**Stored data:**
##########
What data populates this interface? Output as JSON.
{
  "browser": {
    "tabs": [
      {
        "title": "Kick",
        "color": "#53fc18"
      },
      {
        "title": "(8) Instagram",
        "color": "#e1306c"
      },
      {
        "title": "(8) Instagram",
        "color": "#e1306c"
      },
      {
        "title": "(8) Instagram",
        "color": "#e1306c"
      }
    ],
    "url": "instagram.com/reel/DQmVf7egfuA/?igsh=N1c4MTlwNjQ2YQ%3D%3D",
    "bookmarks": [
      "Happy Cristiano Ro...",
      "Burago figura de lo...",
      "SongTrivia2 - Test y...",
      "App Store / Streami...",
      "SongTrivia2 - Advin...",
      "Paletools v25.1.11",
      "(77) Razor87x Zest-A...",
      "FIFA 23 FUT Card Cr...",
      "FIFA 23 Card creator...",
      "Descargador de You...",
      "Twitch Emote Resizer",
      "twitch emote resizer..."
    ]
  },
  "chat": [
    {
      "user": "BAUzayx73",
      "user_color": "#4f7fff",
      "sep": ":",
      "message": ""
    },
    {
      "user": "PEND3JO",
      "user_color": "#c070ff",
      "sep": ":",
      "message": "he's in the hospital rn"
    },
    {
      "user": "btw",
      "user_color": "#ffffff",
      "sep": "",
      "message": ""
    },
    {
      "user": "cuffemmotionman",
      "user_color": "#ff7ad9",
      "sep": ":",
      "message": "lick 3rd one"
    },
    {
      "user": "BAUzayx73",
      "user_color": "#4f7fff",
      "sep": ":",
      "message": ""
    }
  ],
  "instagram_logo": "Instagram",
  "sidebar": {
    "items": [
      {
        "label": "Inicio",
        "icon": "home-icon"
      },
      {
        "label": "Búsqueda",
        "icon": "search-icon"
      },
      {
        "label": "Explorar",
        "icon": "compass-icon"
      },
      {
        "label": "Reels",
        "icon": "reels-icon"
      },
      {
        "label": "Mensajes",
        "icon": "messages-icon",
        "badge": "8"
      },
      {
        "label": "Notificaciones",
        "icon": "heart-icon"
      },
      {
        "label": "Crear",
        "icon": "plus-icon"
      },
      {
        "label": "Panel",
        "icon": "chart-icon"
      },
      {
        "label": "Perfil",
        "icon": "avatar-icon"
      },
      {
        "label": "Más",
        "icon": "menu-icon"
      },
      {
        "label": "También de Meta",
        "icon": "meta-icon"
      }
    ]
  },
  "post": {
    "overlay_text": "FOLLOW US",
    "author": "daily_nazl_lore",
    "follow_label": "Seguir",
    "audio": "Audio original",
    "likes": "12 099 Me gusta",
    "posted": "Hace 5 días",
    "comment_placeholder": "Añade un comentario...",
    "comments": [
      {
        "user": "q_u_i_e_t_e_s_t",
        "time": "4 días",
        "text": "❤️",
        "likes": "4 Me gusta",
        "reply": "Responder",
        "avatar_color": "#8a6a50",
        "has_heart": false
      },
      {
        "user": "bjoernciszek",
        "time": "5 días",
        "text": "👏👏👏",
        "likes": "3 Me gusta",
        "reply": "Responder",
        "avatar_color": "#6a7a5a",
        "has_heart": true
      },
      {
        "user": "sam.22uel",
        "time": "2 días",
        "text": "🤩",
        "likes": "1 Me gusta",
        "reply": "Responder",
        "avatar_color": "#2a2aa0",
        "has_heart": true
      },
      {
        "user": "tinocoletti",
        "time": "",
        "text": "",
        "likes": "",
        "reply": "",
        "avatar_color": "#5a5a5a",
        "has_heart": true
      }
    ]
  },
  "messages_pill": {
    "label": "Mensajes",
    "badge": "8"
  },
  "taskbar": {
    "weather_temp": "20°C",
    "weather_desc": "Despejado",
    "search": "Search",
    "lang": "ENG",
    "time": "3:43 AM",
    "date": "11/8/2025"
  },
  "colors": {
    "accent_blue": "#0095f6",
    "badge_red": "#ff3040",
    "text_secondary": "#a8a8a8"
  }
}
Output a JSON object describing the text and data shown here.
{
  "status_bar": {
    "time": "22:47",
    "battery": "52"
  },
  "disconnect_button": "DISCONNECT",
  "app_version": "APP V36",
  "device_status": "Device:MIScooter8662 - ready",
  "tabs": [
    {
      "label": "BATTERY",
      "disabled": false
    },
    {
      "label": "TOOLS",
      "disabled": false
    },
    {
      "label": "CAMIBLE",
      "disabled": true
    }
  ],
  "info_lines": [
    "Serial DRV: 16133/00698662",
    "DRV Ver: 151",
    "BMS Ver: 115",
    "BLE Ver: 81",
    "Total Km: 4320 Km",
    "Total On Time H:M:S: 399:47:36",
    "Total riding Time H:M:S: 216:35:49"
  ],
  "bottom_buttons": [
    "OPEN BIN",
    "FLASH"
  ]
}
##########
Copy exactly the lines above, from the one containing "Output a JSON" through the very last line.

**REPLY:**
Output a JSON object describing the text and data shown here.
{
  "status_bar": {
    "time": "22:47",
    "battery": "52"
  },
  "disconnect_button": "DISCONNECT",
  "app_version": "APP V36",
  "device_status": "Device:MIScooter8662 - ready",
  "tabs": [
    {
      "label": "BATTERY",
      "disabled": false
    },
    {
      "label": "TOOLS",
      "disabled": false
    },
    {
      "label": "CAMIBLE",
      "disabled": true
    }
  ],
  "info_lines": [
    "Serial DRV: 16133/00698662",
    "DRV Ver: 151",
    "BMS Ver: 115",
    "BLE Ver: 81",
    "Total Km: 4320 Km",
    "Total On Time H:M:S: 399:47:36",
    "Total riding Time H:M:S: 216:35:49"
  ],
  "bottom_buttons": [
    "OPEN BIN",
    "FLASH"
  ]
}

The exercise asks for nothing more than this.